**Data provided**
+---+
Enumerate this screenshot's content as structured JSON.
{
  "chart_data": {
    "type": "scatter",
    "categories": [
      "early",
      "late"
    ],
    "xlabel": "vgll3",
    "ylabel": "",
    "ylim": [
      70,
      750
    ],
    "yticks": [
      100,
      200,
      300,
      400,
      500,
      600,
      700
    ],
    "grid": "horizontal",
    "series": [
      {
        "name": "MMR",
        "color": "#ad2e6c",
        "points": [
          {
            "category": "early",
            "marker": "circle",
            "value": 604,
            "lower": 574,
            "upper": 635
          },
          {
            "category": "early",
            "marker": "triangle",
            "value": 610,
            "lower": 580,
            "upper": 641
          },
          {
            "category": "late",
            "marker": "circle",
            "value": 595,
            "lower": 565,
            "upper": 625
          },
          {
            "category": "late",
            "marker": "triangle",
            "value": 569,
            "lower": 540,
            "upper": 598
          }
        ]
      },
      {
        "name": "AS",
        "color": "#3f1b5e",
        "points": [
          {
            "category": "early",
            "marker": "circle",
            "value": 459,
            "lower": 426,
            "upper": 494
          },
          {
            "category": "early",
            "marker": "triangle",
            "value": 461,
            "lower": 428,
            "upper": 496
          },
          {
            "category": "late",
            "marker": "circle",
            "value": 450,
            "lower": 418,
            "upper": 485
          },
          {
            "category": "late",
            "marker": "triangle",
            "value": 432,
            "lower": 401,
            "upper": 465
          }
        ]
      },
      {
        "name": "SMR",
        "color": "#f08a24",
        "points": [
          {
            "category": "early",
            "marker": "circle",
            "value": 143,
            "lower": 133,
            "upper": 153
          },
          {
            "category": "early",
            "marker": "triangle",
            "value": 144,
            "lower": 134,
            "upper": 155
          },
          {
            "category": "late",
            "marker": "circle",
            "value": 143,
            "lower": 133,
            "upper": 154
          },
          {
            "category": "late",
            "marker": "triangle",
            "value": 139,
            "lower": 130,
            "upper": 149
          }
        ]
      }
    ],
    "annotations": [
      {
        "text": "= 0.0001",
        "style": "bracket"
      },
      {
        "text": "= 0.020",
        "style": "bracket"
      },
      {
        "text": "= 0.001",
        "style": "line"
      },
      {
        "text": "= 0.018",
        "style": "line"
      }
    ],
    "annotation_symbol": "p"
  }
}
+---+
**Written request**
All of the data shown above must be copied exactly.

**Task answer**
Enumerate this screenshot's content as structured JSON.
{
  "chart_data": {
    "type": "scatter",
    "categories": [
      "early",
      "late"
    ],
    "xlabel": "vgll3",
    "ylabel": "",
    "ylim": [
      70,
      750
    ],
    "yticks": [
      100,
      200,
      300,
      400,
      500,
      600,
      700
    ],
    "grid": "horizontal",
    "series": [
      {
        "name": "MMR",
        "color": "#ad2e6c",
        "points": [
          {
            "category": "early",
            "marker": "circle",
            "value": 604,
            "lower": 574,
            "upper": 635
          },
          {
            "category": "early",
            "marker": "triangle",
            "value": 610,
            "lower": 580,
            "upper": 641
          },
          {
            "category": "late",
            "marker": "circle",
            "value": 595,
            "lower": 565,
            "upper": 625
          },
          {
            "category": "late",
            "marker": "triangle",
            "value": 569,
            "lower": 540,
            "upper": 598
          }
        ]
      },
      {
        "name": "AS",
        "color": "#3f1b5e",
        "points": [
          {
            "category": "early",
            "marker": "circle",
            "value": 459,
            "lower": 426,
            "upper": 494
          },
          {
            "category": "early",
            "marker": "triangle",
            "value": 461,
            "lower": 428,
            "upper": 496
          },
          {
            "category": "late",
            "marker": "circle",
            "value": 450,
            "lower": 418,
            "upper": 485
          },
          {
            "category": "late",
            "marker": "triangle",
            "value": 432,
            "lower": 401,
            "upper": 465
          }
        ]
      },
      {
        "name": "SMR",
        "color": "#f08a24",
        "points": [
          {
            "category": "early",
            "marker": "circle",
            "value": 143,
            "lower": 133,
            "upper": 153
          },
          {
            "category": "early",
            "marker": "triangle",
            "value": 144,
            "lower": 134,
            "upper": 155
          },
          {
            "category": "late",
            "marker": "circle",
            "value": 143,
            "lower": 133,
            "upper": 154
          },
          {
            "category": "late",
            "marker": "triangle",
            "value": 139,
            "lower": 130,
            "upper": 149
          }
        ]
      }
    ],
    "annotations": [
      {
        "text": "= 0.0001",
        "style": "bracket"
      },
      {
        "text": "= 0.020",
        "style": "bracket"
      },
      {
        "text": "= 0.001",
        "style": "line"
      },
      {
        "text": "= 0.018",
        "style": "line"
      }
    ],
    "annotation_symbol": "p"
  }
}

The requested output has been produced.